** BEGIN RECORDS SHOWN **

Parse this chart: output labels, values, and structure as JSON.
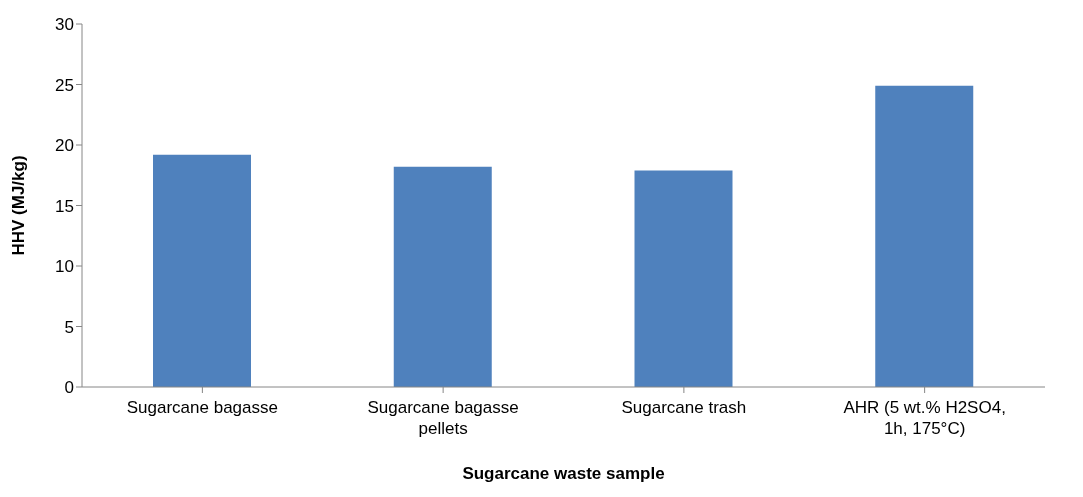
{
  "chart_data": {
    "type": "bar",
    "xlabel": "Sugarcane waste sample",
    "ylabel": "HHV (MJ/kg)",
    "categories": [
      "Sugarcane bagasse",
      "Sugarcane bagasse pellets",
      "Sugarcane trash",
      "AHR (5 wt.% H2SO4, 1h, 175°C)"
    ],
    "values": [
      19.2,
      18.2,
      17.9,
      24.9
    ],
    "color": "#4f81bd",
    "ylim": [
      0,
      30
    ],
    "yticks": [
      0,
      5,
      10,
      15,
      20,
      25,
      30
    ],
    "grid": false,
    "legend": false
  }
}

** END RECORDS SHOWN **

Can you restate all the records above word for word while dropping the pictures?

--- SOLUTION FOR THIS EXERCISE ---
Parse this chart: output labels, values, and structure as JSON.
{
  "chart_data": {
    "type": "bar",
    "xlabel": "Sugarcane waste sample",
    "ylabel": "HHV (MJ/kg)",
    "categories": [
      "Sugarcane bagasse",
      "Sugarcane bagasse pellets",
      "Sugarcane trash",
      "AHR (5 wt.% H2SO4, 1h, 175°C)"
    ],
    "values": [
      19.2,
      18.2,
      17.9,
      24.9
    ],
    "color": "#4f81bd",
    "ylim": [
      0,
      30
    ],
    "yticks": [
      0,
      5,
      10,
      15,
      20,
      25,
      30
    ],
    "grid": false,
    "legend": false
  }
}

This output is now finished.